The overall incidence of alloHCT in responding patients was 79% with venetoclax plus intensive chemotherapy compared with 57% for chemotherapy alone (HR=1.52, 95% CI 1.11-2.08; p=0.012). Treatment with venetoclax improved event-free survival (EFS) (p=0.030), but OS was not significantly different between the two cohorts.
There were several limitations to the study, including its retrospective nature and a lack of information about post-protocol therapies. The researchers noted that, “although none of the patients in the venetoclax plus intensive chemotherapy cohort received venetoclax-based maintenance following [alloHCT] on protocol, it is possible a minority received off-label venetoclax-based maintenance outside of a clinical trial. Conversely, patients in the intensive chemotherapy cohort might have received venetoclax-based regimens as salvage therapy.”

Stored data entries
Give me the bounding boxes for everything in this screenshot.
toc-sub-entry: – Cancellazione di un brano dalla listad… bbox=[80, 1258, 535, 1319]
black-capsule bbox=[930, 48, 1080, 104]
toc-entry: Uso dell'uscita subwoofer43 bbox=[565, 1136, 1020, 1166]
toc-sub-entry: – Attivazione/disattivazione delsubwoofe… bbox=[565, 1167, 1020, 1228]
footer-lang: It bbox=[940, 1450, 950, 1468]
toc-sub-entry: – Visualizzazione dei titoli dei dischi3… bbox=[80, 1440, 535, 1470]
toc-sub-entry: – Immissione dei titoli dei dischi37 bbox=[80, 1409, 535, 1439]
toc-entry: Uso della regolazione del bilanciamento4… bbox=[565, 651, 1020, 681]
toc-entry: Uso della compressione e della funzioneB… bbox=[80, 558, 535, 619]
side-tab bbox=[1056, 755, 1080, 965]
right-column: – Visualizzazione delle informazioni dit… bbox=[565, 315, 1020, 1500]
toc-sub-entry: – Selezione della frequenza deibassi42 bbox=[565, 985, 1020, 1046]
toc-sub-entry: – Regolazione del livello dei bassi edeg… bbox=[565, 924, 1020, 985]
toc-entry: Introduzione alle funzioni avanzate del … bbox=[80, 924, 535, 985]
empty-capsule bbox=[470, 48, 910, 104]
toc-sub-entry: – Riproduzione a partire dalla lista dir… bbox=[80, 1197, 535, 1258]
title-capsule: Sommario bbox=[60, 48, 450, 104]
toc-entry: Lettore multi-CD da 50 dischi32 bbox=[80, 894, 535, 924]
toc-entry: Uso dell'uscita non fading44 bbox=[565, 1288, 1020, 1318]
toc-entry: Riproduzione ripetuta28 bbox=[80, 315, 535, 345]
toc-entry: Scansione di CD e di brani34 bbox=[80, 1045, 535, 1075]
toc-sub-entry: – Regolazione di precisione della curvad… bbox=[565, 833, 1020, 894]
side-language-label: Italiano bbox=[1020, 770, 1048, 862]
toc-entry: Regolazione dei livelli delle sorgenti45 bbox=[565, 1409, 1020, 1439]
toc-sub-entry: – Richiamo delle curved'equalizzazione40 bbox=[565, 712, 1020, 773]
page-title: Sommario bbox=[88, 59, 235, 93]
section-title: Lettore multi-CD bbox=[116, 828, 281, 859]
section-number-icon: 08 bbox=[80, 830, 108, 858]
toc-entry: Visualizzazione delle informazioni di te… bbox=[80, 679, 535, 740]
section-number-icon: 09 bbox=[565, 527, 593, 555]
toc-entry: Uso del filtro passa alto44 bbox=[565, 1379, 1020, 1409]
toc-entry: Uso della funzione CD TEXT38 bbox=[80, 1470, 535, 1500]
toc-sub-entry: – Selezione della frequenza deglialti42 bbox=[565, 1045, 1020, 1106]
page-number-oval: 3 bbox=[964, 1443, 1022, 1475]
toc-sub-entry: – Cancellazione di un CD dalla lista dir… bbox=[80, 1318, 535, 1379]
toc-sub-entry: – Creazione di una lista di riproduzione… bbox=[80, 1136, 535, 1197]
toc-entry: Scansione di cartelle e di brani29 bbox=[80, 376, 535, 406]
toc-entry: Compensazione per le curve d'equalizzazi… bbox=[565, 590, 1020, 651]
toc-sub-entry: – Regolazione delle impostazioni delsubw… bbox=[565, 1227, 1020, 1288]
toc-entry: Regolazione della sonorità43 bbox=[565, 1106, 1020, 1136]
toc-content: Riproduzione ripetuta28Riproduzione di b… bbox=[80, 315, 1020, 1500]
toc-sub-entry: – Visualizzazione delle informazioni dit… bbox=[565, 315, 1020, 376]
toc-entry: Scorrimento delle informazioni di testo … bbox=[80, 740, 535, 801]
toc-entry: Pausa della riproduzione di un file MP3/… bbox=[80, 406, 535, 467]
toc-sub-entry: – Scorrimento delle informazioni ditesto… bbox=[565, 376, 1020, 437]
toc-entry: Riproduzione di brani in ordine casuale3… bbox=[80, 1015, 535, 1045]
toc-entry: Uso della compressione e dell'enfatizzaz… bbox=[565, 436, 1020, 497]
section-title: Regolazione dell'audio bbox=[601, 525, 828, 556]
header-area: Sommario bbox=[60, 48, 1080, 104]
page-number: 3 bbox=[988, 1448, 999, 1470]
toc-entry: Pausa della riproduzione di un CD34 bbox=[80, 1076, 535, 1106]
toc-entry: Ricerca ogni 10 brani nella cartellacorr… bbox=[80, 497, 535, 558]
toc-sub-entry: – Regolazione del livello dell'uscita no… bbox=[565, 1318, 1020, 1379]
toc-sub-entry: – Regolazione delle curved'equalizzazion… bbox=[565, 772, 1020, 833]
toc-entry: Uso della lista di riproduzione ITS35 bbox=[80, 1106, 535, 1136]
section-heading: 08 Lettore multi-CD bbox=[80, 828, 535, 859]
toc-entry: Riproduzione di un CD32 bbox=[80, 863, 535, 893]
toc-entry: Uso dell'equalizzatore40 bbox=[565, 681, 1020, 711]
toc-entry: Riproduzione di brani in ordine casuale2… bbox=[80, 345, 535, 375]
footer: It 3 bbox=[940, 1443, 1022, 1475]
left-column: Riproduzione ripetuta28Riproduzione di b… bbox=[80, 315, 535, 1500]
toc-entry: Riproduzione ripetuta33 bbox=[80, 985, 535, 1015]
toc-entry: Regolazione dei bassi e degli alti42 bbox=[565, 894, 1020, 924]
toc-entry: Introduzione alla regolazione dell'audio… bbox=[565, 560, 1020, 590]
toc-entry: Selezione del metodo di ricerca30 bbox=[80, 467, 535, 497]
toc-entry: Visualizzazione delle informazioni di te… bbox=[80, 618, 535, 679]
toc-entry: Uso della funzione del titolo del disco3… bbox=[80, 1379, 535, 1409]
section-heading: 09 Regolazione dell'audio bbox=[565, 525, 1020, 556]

▶ [WORK ITEM]:
Please continue the excerpt on venetoclax plus intensive chemotherapy from where it stops.

▶ [RESULT OF THIS TASK]:
According to Dr. Kadia, “If confirmed in phase III studies, this approach can be used in younger and fit patients with newly diagnosed AML (intermediate and adverse ELN risk) to achieve higher rates of CR and higher rates of alloHCT that can hopefully translate into higher rates of cure.”
Venetoclax Plus 3+7 Chemotherapy
A two-stage, single-arm, phase II trial conducted by Dr. Zhu and colleagues investigated the composite complete remission rate after one cycle of induction treatment with venetoclax plus 3+7 daunorubicin and cytarabine (DAV) chemotherapy in 33 adults with AML.
Included patients had previously untreated de novo AML and ECOG performance status of 0-2. Patients were treated with induction intravenous daunorubicin, intravenous cytarabine, and oral venetoclax. The length of treatment was 28 to 35 days per cycle with one or two treatment cycles.
“Our . . . DAV regimen achieved a high complete remission rate of 91%, providing more chance for patients to receive [alloHCT] for those with [transplantation] indications,” Dr. Zhu said.
The composite complete remission rate after one cycle of DAV was 91% for the entire cohort; 97% of patients who reached complete remission had undetectable MRD. With a median follow-up of 11 months, the estimated one-year OS was 97%, and the one-year EFS was 72%.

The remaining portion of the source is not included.